** start Listed records **
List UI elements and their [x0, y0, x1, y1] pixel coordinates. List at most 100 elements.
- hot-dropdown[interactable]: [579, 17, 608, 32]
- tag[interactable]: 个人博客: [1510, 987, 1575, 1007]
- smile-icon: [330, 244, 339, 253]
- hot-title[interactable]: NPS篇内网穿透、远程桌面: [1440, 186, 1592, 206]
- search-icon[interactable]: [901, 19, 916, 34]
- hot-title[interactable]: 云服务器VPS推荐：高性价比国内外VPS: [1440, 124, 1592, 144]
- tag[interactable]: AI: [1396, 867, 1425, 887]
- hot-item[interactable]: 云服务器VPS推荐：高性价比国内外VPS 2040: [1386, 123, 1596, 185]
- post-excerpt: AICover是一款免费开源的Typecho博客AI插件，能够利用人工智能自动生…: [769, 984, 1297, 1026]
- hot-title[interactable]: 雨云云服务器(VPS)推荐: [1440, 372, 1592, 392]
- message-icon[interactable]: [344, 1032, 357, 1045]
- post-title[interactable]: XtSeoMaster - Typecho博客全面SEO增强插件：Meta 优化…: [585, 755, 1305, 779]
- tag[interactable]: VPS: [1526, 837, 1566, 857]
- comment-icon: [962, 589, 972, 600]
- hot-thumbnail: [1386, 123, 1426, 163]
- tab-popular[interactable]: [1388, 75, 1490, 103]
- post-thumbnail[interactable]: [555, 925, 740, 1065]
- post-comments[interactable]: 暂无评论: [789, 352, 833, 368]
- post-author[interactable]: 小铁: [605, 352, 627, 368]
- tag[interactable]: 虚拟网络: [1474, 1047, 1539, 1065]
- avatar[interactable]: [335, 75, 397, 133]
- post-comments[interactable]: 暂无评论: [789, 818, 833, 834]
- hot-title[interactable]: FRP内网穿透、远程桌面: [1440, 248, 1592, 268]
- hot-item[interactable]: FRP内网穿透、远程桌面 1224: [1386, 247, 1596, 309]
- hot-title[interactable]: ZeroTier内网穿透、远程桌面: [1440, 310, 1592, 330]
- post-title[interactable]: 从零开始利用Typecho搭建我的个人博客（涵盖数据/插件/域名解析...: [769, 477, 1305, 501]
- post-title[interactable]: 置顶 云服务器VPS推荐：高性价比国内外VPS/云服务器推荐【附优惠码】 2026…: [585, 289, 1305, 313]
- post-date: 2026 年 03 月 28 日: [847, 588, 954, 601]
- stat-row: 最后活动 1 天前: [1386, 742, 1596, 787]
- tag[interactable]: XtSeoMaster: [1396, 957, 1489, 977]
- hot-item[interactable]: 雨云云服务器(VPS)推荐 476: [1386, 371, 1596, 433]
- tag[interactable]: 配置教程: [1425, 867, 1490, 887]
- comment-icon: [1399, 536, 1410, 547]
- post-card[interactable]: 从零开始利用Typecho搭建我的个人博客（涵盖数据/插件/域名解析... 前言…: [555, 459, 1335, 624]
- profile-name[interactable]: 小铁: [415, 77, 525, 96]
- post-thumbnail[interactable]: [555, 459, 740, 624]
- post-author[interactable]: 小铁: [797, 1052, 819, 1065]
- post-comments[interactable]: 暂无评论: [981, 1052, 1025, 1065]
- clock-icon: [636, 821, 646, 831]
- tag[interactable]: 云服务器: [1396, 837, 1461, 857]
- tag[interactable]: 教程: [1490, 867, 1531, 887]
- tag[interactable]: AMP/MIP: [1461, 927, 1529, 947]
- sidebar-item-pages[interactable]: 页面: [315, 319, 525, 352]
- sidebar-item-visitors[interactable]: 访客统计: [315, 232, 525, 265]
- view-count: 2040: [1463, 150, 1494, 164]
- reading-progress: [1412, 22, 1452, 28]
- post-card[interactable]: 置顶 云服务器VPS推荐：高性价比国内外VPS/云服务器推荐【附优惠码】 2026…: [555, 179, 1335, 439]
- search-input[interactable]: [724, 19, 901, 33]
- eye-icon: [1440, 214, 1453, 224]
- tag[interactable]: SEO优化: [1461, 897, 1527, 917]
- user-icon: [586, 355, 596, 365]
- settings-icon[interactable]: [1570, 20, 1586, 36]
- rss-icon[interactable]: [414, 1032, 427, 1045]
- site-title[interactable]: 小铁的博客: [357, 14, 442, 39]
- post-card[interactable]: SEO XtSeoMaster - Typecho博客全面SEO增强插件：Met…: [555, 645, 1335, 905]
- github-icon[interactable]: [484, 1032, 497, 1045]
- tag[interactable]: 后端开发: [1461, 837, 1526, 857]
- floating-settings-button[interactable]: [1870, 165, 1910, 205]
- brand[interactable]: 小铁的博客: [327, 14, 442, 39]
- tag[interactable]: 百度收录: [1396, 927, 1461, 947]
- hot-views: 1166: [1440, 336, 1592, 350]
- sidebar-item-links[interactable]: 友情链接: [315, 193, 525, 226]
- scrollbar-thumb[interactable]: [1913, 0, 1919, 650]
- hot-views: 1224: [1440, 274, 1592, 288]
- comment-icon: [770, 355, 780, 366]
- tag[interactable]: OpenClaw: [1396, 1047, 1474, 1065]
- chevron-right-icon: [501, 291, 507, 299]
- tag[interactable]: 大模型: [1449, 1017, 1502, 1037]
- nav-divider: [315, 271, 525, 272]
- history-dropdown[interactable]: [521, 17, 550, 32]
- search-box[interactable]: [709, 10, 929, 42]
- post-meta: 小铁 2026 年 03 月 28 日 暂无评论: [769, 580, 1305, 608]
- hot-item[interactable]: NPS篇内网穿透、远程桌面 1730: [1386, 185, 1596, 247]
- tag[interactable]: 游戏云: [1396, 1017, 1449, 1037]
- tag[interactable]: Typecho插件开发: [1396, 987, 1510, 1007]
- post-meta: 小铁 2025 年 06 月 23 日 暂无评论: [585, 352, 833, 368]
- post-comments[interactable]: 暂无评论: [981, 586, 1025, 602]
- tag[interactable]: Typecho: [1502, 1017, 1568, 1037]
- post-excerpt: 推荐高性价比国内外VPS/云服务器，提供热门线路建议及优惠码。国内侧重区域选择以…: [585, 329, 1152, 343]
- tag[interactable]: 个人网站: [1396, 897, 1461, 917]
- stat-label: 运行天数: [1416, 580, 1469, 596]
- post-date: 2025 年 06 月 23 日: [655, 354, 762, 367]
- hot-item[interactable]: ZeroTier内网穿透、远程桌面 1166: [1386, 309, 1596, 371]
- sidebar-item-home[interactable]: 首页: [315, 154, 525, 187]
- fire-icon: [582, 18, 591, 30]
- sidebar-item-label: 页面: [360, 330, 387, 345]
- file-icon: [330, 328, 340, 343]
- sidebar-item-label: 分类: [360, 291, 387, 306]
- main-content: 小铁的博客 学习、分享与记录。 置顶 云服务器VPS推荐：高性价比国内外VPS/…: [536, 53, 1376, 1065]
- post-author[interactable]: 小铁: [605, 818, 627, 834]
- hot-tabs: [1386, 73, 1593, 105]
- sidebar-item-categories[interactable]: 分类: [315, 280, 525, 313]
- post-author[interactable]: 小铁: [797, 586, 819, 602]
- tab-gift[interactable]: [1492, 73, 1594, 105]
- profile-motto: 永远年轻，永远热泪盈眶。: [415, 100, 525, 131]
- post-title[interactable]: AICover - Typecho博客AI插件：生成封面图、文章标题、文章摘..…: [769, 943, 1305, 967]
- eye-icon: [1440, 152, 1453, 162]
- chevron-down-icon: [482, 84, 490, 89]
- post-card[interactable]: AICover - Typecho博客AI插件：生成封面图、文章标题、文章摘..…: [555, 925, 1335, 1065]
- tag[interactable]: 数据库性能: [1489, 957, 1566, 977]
** end Listed records **
> _What you are asked to do_:
Copy out the material above line for line, without changing anything.

> _Response to the task_:
List UI elements and their [x0, y0, x1, y1] pixel coordinates. List at most 100 elements.
- hot-dropdown[interactable]: [579, 17, 608, 32]
- tag[interactable]: 个人博客: [1510, 987, 1575, 1007]
- smile-icon: [330, 244, 339, 253]
- hot-title[interactable]: NPS篇内网穿透、远程桌面: [1440, 186, 1592, 206]
- search-icon[interactable]: [901, 19, 916, 34]
- hot-title[interactable]: 云服务器VPS推荐：高性价比国内外VPS: [1440, 124, 1592, 144]
- tag[interactable]: AI: [1396, 867, 1425, 887]
- hot-item[interactable]: 云服务器VPS推荐：高性价比国内外VPS 2040: [1386, 123, 1596, 185]
- post-excerpt: AICover是一款免费开源的Typecho博客AI插件，能够利用人工智能自动生…: [769, 984, 1297, 1026]
- hot-title[interactable]: 雨云云服务器(VPS)推荐: [1440, 372, 1592, 392]
- message-icon[interactable]: [344, 1032, 357, 1045]
- post-title[interactable]: XtSeoMaster - Typecho博客全面SEO增强插件：Meta 优化…: [585, 755, 1305, 779]
- tag[interactable]: VPS: [1526, 837, 1566, 857]
- comment-icon: [962, 589, 972, 600]
- hot-thumbnail: [1386, 123, 1426, 163]
- tab-popular[interactable]: [1388, 75, 1490, 103]
- post-thumbnail[interactable]: [555, 925, 740, 1065]
- post-comments[interactable]: 暂无评论: [789, 352, 833, 368]
- post-author[interactable]: 小铁: [605, 352, 627, 368]
- tag[interactable]: 虚拟网络: [1474, 1047, 1539, 1065]
- avatar[interactable]: [335, 75, 397, 133]
- post-comments[interactable]: 暂无评论: [789, 818, 833, 834]
- hot-title[interactable]: FRP内网穿透、远程桌面: [1440, 248, 1592, 268]
- hot-item[interactable]: FRP内网穿透、远程桌面 1224: [1386, 247, 1596, 309]
- hot-title[interactable]: ZeroTier内网穿透、远程桌面: [1440, 310, 1592, 330]
- post-title[interactable]: 从零开始利用Typecho搭建我的个人博客（涵盖数据/插件/域名解析...: [769, 477, 1305, 501]
- post-title[interactable]: 置顶 云服务器VPS推荐：高性价比国内外VPS/云服务器推荐【附优惠码】 2026…: [585, 289, 1305, 313]
- post-date: 2026 年 03 月 28 日: [847, 588, 954, 601]
- stat-row: 最后活动 1 天前: [1386, 742, 1596, 787]
- tag[interactable]: XtSeoMaster: [1396, 957, 1489, 977]
- hot-item[interactable]: 雨云云服务器(VPS)推荐 476: [1386, 371, 1596, 433]
- tag[interactable]: 配置教程: [1425, 867, 1490, 887]
- comment-icon: [1399, 536, 1410, 547]
- post-card[interactable]: 从零开始利用Typecho搭建我的个人博客（涵盖数据/插件/域名解析... 前言…: [555, 459, 1335, 624]
- profile-name[interactable]: 小铁: [415, 77, 525, 96]
- post-thumbnail[interactable]: [555, 459, 740, 624]
- post-author[interactable]: 小铁: [797, 1052, 819, 1065]
- post-comments[interactable]: 暂无评论: [981, 1052, 1025, 1065]
- clock-icon: [636, 821, 646, 831]
- tag[interactable]: 云服务器: [1396, 837, 1461, 857]
- tag[interactable]: 教程: [1490, 867, 1531, 887]
- tag[interactable]: AMP/MIP: [1461, 927, 1529, 947]
- sidebar-item-pages[interactable]: 页面: [315, 319, 525, 352]
- sidebar-item-visitors[interactable]: 访客统计: [315, 232, 525, 265]
- view-count: 2040: [1463, 150, 1494, 164]
- reading-progress: [1412, 22, 1452, 28]
- post-card[interactable]: 置顶 云服务器VPS推荐：高性价比国内外VPS/云服务器推荐【附优惠码】 2026…: [555, 179, 1335, 439]
- search-input[interactable]: [724, 19, 901, 33]
- eye-icon: [1440, 214, 1453, 224]
- tag[interactable]: SEO优化: [1461, 897, 1527, 917]
- user-icon: [586, 355, 596, 365]
- settings-icon[interactable]: [1570, 20, 1586, 36]
- rss-icon[interactable]: [414, 1032, 427, 1045]
- site-title[interactable]: 小铁的博客: [357, 14, 442, 39]
- post-card[interactable]: SEO XtSeoMaster - Typecho博客全面SEO增强插件：Met…: [555, 645, 1335, 905]
- github-icon[interactable]: [484, 1032, 497, 1045]
- tag[interactable]: 后端开发: [1461, 837, 1526, 857]
- floating-settings-button[interactable]: [1870, 165, 1910, 205]
- brand[interactable]: 小铁的博客: [327, 14, 442, 39]
- tag[interactable]: 百度收录: [1396, 927, 1461, 947]
- hot-views: 1166: [1440, 336, 1592, 350]
- sidebar-item-links[interactable]: 友情链接: [315, 193, 525, 226]
- scrollbar-thumb[interactable]: [1913, 0, 1919, 650]
- hot-views: 1224: [1440, 274, 1592, 288]
- comment-icon: [770, 355, 780, 366]
- tag[interactable]: OpenClaw: [1396, 1047, 1474, 1065]
- chevron-right-icon: [501, 291, 507, 299]
- tag[interactable]: 大模型: [1449, 1017, 1502, 1037]
- nav-divider: [315, 271, 525, 272]
- history-dropdown[interactable]: [521, 17, 550, 32]
- search-box[interactable]: [709, 10, 929, 42]
- post-meta: 小铁 2026 年 03 月 28 日 暂无评论: [769, 580, 1305, 608]
- hot-item[interactable]: NPS篇内网穿透、远程桌面 1730: [1386, 185, 1596, 247]
- tag[interactable]: 游戏云: [1396, 1017, 1449, 1037]
- tag[interactable]: Typecho插件开发: [1396, 987, 1510, 1007]
- post-meta: 小铁 2025 年 06 月 23 日 暂无评论: [585, 352, 833, 368]
- post-comments[interactable]: 暂无评论: [981, 586, 1025, 602]
- tag[interactable]: Typecho: [1502, 1017, 1568, 1037]
- post-excerpt: 推荐高性价比国内外VPS/云服务器，提供热门线路建议及优惠码。国内侧重区域选择以…: [585, 329, 1152, 343]
- tag[interactable]: 个人网站: [1396, 897, 1461, 917]
- stat-label: 运行天数: [1416, 580, 1469, 596]
- post-date: 2025 年 06 月 23 日: [655, 354, 762, 367]
- hot-item[interactable]: ZeroTier内网穿透、远程桌面 1166: [1386, 309, 1596, 371]
- sidebar-item-home[interactable]: 首页: [315, 154, 525, 187]
- fire-icon: [582, 18, 591, 30]
- sidebar-item-label: 页面: [360, 330, 387, 345]
- file-icon: [330, 328, 340, 343]
- sidebar-item-label: 分类: [360, 291, 387, 306]
- main-content: 小铁的博客 学习、分享与记录。 置顶 云服务器VPS推荐：高性价比国内外VPS/…: [536, 53, 1376, 1065]
- post-author[interactable]: 小铁: [605, 818, 627, 834]
- hot-tabs: [1386, 73, 1593, 105]
- sidebar-item-categories[interactable]: 分类: [315, 280, 525, 313]
- post-author[interactable]: 小铁: [797, 586, 819, 602]
- tab-gift[interactable]: [1492, 73, 1594, 105]
- profile-motto: 永远年轻，永远热泪盈眶。: [415, 100, 525, 131]
- post-title[interactable]: AICover - Typecho博客AI插件：生成封面图、文章标题、文章摘..…: [769, 943, 1305, 967]
- eye-icon: [1440, 152, 1453, 162]
- chevron-down-icon: [482, 84, 490, 89]
- post-card[interactable]: AICover - Typecho博客AI插件：生成封面图、文章标题、文章摘..…: [555, 925, 1335, 1065]
- tag[interactable]: 数据库性能: [1489, 957, 1566, 977]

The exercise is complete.